The daughter of immigrants from Palermo, Italy, Lauper was born in the New York borough of Queens and raised in Brooklyn, acquiring her signature thick accent. She began performing in 1974 with a local Long Island band, then formed Blue Angel in 1978.
After the group’s debut album bombed in 1980, the band split up. Lauper went to work in a clothing store and sang Top 40 tunes at a Manhattan bar. Then came the wild success of her 1983 debut LP, “She’s So Unusual,” from which the single “Girls Just Want to Have Fun” was taken.
Her music since then has gone in many directions. On “Sisters of Avalon,” Lauper collaborated with Jan Pulsford, former keyboard player in the Thompson Twins. On “At Last,” she tackled pop standards. And she explored the blues in her recent “Memphis Blues” CD.
That experimentation helped when she was asked to write different styles for different characters in “Kinky Boots.” But Lauper insists she just followed orders.

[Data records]
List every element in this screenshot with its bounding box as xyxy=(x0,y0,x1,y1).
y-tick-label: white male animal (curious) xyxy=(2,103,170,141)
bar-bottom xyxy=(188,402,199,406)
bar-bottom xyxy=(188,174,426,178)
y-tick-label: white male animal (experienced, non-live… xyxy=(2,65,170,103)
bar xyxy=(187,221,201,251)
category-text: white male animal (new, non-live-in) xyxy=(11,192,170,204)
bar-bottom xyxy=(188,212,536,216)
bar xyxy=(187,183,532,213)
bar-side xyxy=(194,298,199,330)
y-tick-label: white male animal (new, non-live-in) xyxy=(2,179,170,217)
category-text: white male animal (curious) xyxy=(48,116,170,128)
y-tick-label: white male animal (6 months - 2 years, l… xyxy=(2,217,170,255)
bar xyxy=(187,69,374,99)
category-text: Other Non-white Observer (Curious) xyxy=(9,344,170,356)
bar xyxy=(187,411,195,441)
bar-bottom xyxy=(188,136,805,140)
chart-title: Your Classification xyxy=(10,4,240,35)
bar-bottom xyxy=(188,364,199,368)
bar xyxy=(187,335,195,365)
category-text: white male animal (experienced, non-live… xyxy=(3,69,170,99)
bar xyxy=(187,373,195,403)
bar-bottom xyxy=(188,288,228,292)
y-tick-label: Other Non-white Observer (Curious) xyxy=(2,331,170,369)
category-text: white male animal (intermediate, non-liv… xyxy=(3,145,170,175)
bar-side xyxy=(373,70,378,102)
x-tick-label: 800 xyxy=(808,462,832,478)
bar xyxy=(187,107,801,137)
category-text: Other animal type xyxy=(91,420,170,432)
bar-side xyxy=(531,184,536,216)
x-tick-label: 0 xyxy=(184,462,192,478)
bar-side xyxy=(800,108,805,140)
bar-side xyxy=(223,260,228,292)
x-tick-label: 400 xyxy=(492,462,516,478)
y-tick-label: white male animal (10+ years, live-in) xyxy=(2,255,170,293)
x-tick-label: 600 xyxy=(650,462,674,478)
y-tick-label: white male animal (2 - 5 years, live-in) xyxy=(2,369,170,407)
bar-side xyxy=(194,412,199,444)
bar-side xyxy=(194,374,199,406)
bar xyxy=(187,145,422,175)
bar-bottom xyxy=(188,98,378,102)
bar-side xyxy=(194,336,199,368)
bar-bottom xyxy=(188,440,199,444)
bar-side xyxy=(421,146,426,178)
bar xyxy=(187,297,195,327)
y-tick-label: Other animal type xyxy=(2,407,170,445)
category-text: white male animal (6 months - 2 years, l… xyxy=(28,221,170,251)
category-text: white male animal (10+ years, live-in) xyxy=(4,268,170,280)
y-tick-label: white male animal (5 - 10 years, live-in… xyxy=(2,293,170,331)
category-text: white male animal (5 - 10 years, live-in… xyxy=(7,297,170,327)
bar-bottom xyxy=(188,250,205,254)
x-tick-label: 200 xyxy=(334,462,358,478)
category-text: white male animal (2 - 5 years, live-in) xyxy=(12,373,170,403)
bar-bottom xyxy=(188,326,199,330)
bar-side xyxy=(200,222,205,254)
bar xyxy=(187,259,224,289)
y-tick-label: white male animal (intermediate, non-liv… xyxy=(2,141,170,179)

Requirement 1
Return the passage on Lauper's career word for word, in its entirety.
Requirement 2
Retype the data records verbatim, starting with the first entry and going on through the line containing "y-tick-label: Other Non-white", with both of those lines included.

Full answer 1
The daughter of immigrants from Palermo, Italy, Lauper was born in the New York borough of Queens and raised in Brooklyn, acquiring her signature thick accent. She began performing in 1974 with a local Long Island band, then formed Blue Angel in 1978.
After the group’s debut album bombed in 1980, the band split up. Lauper went to work in a clothing store and sang Top 40 tunes at a Manhattan bar. Then came the wild success of her 1983 debut LP, “She’s So Unusual,” from which the single “Girls Just Want to Have Fun” was taken.
Her music since then has gone in many directions. On “Sisters of Avalon,” Lauper collaborated with Jan Pulsford, former keyboard player in the Thompson Twins. On “At Last,” she tackled pop standards. And she explored the blues in her recent “Memphis Blues” CD.
That experimentation helped when she was asked to write different styles for different characters in “Kinky Boots.” But Lauper insists she just followed orders.

Full answer 2
List every element in this screenshot with its bounding box as xyxy=(x0,y0,x1,y1).
y-tick-label: white male animal (curious) xyxy=(2,103,170,141)
bar-bottom xyxy=(188,402,199,406)
bar-bottom xyxy=(188,174,426,178)
y-tick-label: white male animal (experienced, non-live… xyxy=(2,65,170,103)
bar xyxy=(187,221,201,251)
category-text: white male animal (new, non-live-in) xyxy=(11,192,170,204)
bar-bottom xyxy=(188,212,536,216)
bar xyxy=(187,183,532,213)
bar-side xyxy=(194,298,199,330)
y-tick-label: white male animal (new, non-live-in) xyxy=(2,179,170,217)
category-text: white male animal (curious) xyxy=(48,116,170,128)
y-tick-label: white male animal (6 months - 2 years, l… xyxy=(2,217,170,255)
bar xyxy=(187,69,374,99)
category-text: Other Non-white Observer (Curious) xyxy=(9,344,170,356)
bar xyxy=(187,411,195,441)
bar-bottom xyxy=(188,136,805,140)
chart-title: Your Classification xyxy=(10,4,240,35)
bar-bottom xyxy=(188,364,199,368)
bar xyxy=(187,335,195,365)
category-text: white male animal (experienced, non-live… xyxy=(3,69,170,99)
bar xyxy=(187,373,195,403)
bar-bottom xyxy=(188,288,228,292)
y-tick-label: Other Non-white Observer (Curious) xyxy=(2,331,170,369)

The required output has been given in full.